(Chart and figure data)

++++++

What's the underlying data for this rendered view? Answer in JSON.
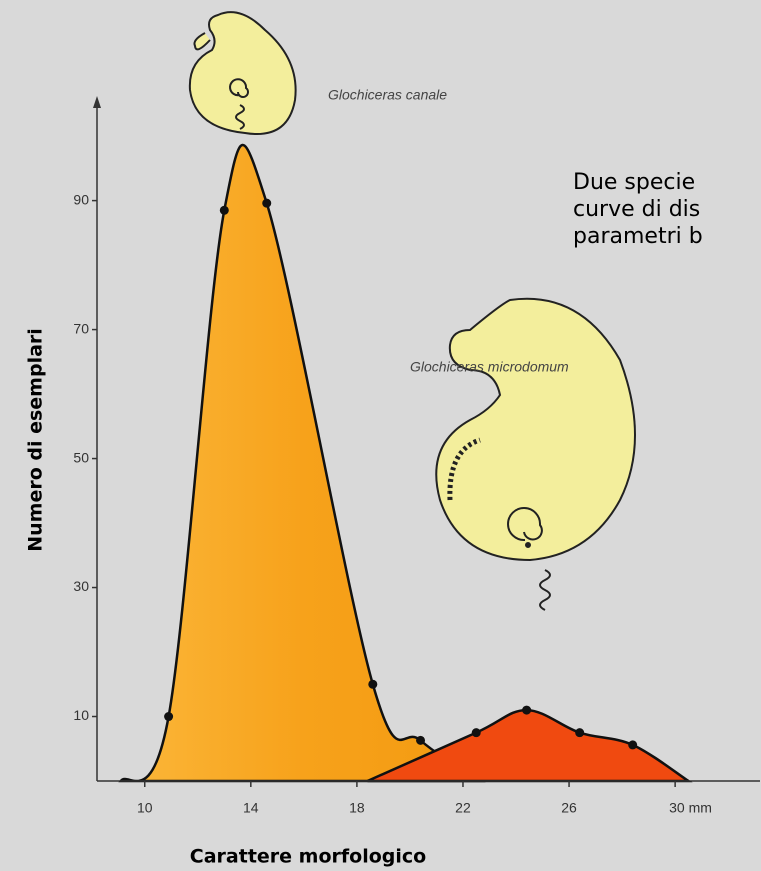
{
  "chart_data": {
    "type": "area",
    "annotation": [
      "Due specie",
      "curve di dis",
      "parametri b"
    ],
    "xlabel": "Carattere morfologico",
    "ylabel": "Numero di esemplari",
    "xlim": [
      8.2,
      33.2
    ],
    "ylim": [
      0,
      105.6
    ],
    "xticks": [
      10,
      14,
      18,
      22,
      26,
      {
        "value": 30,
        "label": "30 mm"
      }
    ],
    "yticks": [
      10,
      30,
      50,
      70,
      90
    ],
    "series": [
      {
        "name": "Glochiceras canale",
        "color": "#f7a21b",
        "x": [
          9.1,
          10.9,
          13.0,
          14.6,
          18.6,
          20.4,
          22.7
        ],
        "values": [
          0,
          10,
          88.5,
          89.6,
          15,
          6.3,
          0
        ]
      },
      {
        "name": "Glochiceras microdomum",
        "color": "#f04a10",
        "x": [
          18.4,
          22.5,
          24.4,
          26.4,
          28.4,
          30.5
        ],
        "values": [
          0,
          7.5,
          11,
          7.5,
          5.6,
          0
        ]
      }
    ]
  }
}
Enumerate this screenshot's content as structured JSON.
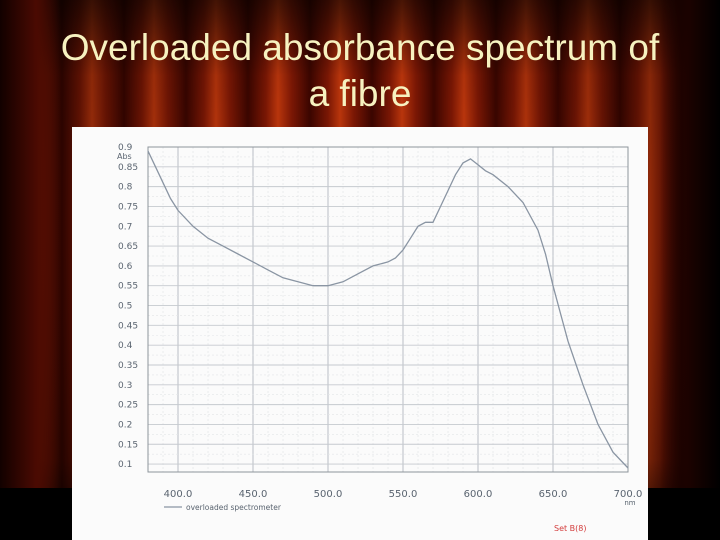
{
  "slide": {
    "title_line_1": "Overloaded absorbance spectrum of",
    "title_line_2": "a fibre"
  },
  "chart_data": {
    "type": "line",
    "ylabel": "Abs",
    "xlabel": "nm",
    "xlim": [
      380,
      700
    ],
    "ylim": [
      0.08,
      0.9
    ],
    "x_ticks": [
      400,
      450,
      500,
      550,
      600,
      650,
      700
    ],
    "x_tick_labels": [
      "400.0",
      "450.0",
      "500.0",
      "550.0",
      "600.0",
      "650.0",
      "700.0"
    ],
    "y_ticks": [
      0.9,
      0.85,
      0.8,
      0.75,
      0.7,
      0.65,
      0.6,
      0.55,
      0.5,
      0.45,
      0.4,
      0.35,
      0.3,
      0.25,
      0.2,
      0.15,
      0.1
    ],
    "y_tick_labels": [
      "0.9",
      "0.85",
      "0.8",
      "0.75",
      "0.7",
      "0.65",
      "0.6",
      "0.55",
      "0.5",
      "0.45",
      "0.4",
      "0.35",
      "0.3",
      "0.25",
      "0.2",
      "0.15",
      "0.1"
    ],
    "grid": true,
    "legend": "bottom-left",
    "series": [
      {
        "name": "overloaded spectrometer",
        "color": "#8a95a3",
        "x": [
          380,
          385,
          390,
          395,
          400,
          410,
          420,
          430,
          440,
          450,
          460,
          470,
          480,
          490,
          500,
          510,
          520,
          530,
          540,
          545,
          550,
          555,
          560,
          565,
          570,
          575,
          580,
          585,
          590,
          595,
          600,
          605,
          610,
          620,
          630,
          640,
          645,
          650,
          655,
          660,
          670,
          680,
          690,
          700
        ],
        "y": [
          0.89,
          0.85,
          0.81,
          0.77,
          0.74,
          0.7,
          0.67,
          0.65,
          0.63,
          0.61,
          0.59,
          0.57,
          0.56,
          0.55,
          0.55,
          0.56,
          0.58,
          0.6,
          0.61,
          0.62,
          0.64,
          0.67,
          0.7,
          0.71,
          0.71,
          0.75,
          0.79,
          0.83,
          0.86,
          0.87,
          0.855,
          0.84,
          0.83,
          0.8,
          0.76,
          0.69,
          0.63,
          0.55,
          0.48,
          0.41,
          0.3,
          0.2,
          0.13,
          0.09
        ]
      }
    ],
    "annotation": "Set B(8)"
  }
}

++++++

:: What you have to do ::
Reproduce every line of the material precisely, omitting its pictures.

:: Exercise response ::
What's the underlying data for this rendered view? Answer in JSON.
{
  "chart_data": {
    "type": "area",
    "annotation": [
      "Due specie",
      "curve di dis",
      "parametri b"
    ],
    "xlabel": "Carattere morfologico",
    "ylabel": "Numero di esemplari",
    "xlim": [
      8.2,
      33.2
    ],
    "ylim": [
      0,
      105.6
    ],
    "xticks": [
      10,
      14,
      18,
      22,
      26,
      {
        "value": 30,
        "label": "30 mm"
      }
    ],
    "yticks": [
      10,
      30,
      50,
      70,
      90
    ],
    "series": [
      {
        "name": "Glochiceras canale",
        "color": "#f7a21b",
        "x": [
          9.1,
          10.9,
          13.0,
          14.6,
          18.6,
          20.4,
          22.7
        ],
        "values": [
          0,
          10,
          88.5,
          89.6,
          15,
          6.3,
          0
        ]
      },
      {
        "name": "Glochiceras microdomum",
        "color": "#f04a10",
        "x": [
          18.4,
          22.5,
          24.4,
          26.4,
          28.4,
          30.5
        ],
        "values": [
          0,
          7.5,
          11,
          7.5,
          5.6,
          0
        ]
      }
    ]
  }
}
Enumerate this screenshot's content as structured JSON.
{
  "slide": {
    "title_line_1": "Overloaded absorbance spectrum of",
    "title_line_2": "a fibre"
  },
  "chart_data": {
    "type": "line",
    "ylabel": "Abs",
    "xlabel": "nm",
    "xlim": [
      380,
      700
    ],
    "ylim": [
      0.08,
      0.9
    ],
    "x_ticks": [
      400,
      450,
      500,
      550,
      600,
      650,
      700
    ],
    "x_tick_labels": [
      "400.0",
      "450.0",
      "500.0",
      "550.0",
      "600.0",
      "650.0",
      "700.0"
    ],
    "y_ticks": [
      0.9,
      0.85,
      0.8,
      0.75,
      0.7,
      0.65,
      0.6,
      0.55,
      0.5,
      0.45,
      0.4,
      0.35,
      0.3,
      0.25,
      0.2,
      0.15,
      0.1
    ],
    "y_tick_labels": [
      "0.9",
      "0.85",
      "0.8",
      "0.75",
      "0.7",
      "0.65",
      "0.6",
      "0.55",
      "0.5",
      "0.45",
      "0.4",
      "0.35",
      "0.3",
      "0.25",
      "0.2",
      "0.15",
      "0.1"
    ],
    "grid": true,
    "legend": "bottom-left",
    "series": [
      {
        "name": "overloaded spectrometer",
        "color": "#8a95a3",
        "x": [
          380,
          385,
          390,
          395,
          400,
          410,
          420,
          430,
          440,
          450,
          460,
          470,
          480,
          490,
          500,
          510,
          520,
          530,
          540,
          545,
          550,
          555,
          560,
          565,
          570,
          575,
          580,
          585,
          590,
          595,
          600,
          605,
          610,
          620,
          630,
          640,
          645,
          650,
          655,
          660,
          670,
          680,
          690,
          700
        ],
        "y": [
          0.89,
          0.85,
          0.81,
          0.77,
          0.74,
          0.7,
          0.67,
          0.65,
          0.63,
          0.61,
          0.59,
          0.57,
          0.56,
          0.55,
          0.55,
          0.56,
          0.58,
          0.6,
          0.61,
          0.62,
          0.64,
          0.67,
          0.7,
          0.71,
          0.71,
          0.75,
          0.79,
          0.83,
          0.86,
          0.87,
          0.855,
          0.84,
          0.83,
          0.8,
          0.76,
          0.69,
          0.63,
          0.55,
          0.48,
          0.41,
          0.3,
          0.2,
          0.13,
          0.09
        ]
      }
    ],
    "annotation": "Set B(8)"
  }
}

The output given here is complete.